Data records
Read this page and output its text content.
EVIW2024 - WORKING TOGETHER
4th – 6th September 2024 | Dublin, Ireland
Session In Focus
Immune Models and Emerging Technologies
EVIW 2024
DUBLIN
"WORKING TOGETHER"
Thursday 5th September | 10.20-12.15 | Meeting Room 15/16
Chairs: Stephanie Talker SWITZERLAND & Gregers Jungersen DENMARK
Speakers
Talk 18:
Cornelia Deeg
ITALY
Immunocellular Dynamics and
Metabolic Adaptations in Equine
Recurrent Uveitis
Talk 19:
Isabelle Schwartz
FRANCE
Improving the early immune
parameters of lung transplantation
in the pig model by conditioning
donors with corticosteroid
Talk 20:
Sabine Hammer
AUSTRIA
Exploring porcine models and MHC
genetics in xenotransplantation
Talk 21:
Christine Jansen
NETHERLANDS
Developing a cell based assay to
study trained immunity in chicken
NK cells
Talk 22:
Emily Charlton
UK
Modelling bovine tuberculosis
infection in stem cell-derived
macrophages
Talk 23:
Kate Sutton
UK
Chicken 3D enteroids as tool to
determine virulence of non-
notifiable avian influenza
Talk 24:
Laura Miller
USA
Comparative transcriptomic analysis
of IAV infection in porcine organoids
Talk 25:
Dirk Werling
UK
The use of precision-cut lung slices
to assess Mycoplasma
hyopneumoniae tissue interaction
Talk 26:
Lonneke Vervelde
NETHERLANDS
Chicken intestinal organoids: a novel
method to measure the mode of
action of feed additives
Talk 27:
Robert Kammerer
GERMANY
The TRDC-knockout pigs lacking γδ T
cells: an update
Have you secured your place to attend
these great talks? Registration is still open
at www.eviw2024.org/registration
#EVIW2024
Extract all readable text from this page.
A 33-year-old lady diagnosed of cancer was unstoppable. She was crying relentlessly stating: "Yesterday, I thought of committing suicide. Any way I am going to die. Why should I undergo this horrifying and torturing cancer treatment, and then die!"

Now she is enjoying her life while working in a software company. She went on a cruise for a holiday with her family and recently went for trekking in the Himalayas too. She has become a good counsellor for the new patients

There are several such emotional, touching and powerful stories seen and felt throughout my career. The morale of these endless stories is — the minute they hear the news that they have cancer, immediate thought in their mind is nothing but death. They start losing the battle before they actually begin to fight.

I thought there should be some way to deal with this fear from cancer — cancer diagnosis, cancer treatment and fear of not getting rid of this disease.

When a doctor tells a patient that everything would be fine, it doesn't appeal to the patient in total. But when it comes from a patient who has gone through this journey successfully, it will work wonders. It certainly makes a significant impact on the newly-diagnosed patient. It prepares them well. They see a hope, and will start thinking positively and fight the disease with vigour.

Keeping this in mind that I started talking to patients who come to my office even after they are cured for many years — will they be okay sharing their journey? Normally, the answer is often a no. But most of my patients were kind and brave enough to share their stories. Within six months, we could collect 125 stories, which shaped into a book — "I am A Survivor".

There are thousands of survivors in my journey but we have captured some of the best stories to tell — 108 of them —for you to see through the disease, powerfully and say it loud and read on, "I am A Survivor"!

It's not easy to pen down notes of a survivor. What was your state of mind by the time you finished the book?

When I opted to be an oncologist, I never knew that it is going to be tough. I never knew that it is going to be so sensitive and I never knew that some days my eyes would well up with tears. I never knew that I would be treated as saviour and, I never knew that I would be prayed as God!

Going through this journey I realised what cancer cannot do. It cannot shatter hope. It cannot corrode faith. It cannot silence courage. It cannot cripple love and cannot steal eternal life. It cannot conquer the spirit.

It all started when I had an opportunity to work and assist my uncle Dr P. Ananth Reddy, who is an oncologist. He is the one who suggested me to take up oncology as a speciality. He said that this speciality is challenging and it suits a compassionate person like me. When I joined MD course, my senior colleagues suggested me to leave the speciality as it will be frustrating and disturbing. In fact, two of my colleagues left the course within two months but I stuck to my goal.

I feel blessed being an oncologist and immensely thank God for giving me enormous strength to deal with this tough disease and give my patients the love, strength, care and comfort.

• _Exercise goal_
When you repeat the data, keep each line exactly as given.

• _Final answer_
Read this page and output its text content.
EVIW2024 - WORKING TOGETHER
4th – 6th September 2024 | Dublin, Ireland
Session In Focus
Immune Models and Emerging Technologies
EVIW 2024
DUBLIN
"WORKING TOGETHER"
Thursday 5th September | 10.20-12.15 | Meeting Room 15/16
Chairs: Stephanie Talker SWITZERLAND & Gregers Jungersen DENMARK
Speakers
Talk 18:
Cornelia Deeg
ITALY
Immunocellular Dynamics and
Metabolic Adaptations in Equine
Recurrent Uveitis
Talk 19:
Isabelle Schwartz
FRANCE
Improving the early immune
parameters of lung transplantation
in the pig model by conditioning
donors with corticosteroid
Talk 20:
Sabine Hammer
AUSTRIA
Exploring porcine models and MHC
genetics in xenotransplantation
Talk 21:
Christine Jansen
NETHERLANDS
Developing a cell based assay to
study trained immunity in chicken
NK cells
Talk 22:
Emily Charlton
UK
Modelling bovine tuberculosis
infection in stem cell-derived
macrophages
Talk 23:
Kate Sutton
UK
Chicken 3D enteroids as tool to
determine virulence of non-
notifiable avian influenza
Talk 24:
Laura Miller
USA
Comparative transcriptomic analysis
of IAV infection in porcine organoids
Talk 25:
Dirk Werling
UK
The use of precision-cut lung slices
to assess Mycoplasma
hyopneumoniae tissue interaction
Talk 26:
Lonneke Vervelde
NETHERLANDS
Chicken intestinal organoids: a novel
method to measure the mode of
action of feed additives
Talk 27:
Robert Kammerer
GERMANY
The TRDC-knockout pigs lacking γδ T
cells: an update
Have you secured your place to attend
these great talks? Registration is still open
at www.eviw2024.org/registration
#EVIW2024
Extract all readable text from this page.
A 33-year-old lady diagnosed of cancer was unstoppable. She was crying relentlessly stating: "Yesterday, I thought of committing suicide. Any way I am going to die. Why should I undergo this horrifying and torturing cancer treatment, and then die!"

Now she is enjoying her life while working in a software company. She went on a cruise for a holiday with her family and recently went for trekking in the Himalayas too. She has become a good counsellor for the new patients

There are several such emotional, touching and powerful stories seen and felt throughout my career. The morale of these endless stories is — the minute they hear the news that they have cancer, immediate thought in their mind is nothing but death. They start losing the battle before they actually begin to fight.

I thought there should be some way to deal with this fear from cancer — cancer diagnosis, cancer treatment and fear of not getting rid of this disease.

When a doctor tells a patient that everything would be fine, it doesn't appeal to the patient in total. But when it comes from a patient who has gone through this journey successfully, it will work wonders. It certainly makes a significant impact on the newly-diagnosed patient. It prepares them well. They see a hope, and will start thinking positively and fight the disease with vigour.

Keeping this in mind that I started talking to patients who come to my office even after they are cured for many years — will they be okay sharing their journey? Normally, the answer is often a no. But most of my patients were kind and brave enough to share their stories. Within six months, we could collect 125 stories, which shaped into a book — "I am A Survivor".

There are thousands of survivors in my journey but we have captured some of the best stories to tell — 108 of them —for you to see through the disease, powerfully and say it loud and read on, "I am A Survivor"!

It's not easy to pen down notes of a survivor. What was your state of mind by the time you finished the book?

When I opted to be an oncologist, I never knew that it is going to be tough. I never knew that it is going to be so sensitive and I never knew that some days my eyes would well up with tears. I never knew that I would be treated as saviour and, I never knew that I would be prayed as God!

Going through this journey I realised what cancer cannot do. It cannot shatter hope. It cannot corrode faith. It cannot silence courage. It cannot cripple love and cannot steal eternal life. It cannot conquer the spirit.

It all started when I had an opportunity to work and assist my uncle Dr P. Ananth Reddy, who is an oncologist. He is the one who suggested me to take up oncology as a speciality. He said that this speciality is challenging and it suits a compassionate person like me. When I joined MD course, my senior colleagues suggested me to leave the speciality as it will be frustrating and disturbing. In fact, two of my colleagues left the course within two months but I stuck to my goal.

I feel blessed being an oncologist and immensely thank God for giving me enormous strength to deal with this tough disease and give my patients the love, strength, care and comfort.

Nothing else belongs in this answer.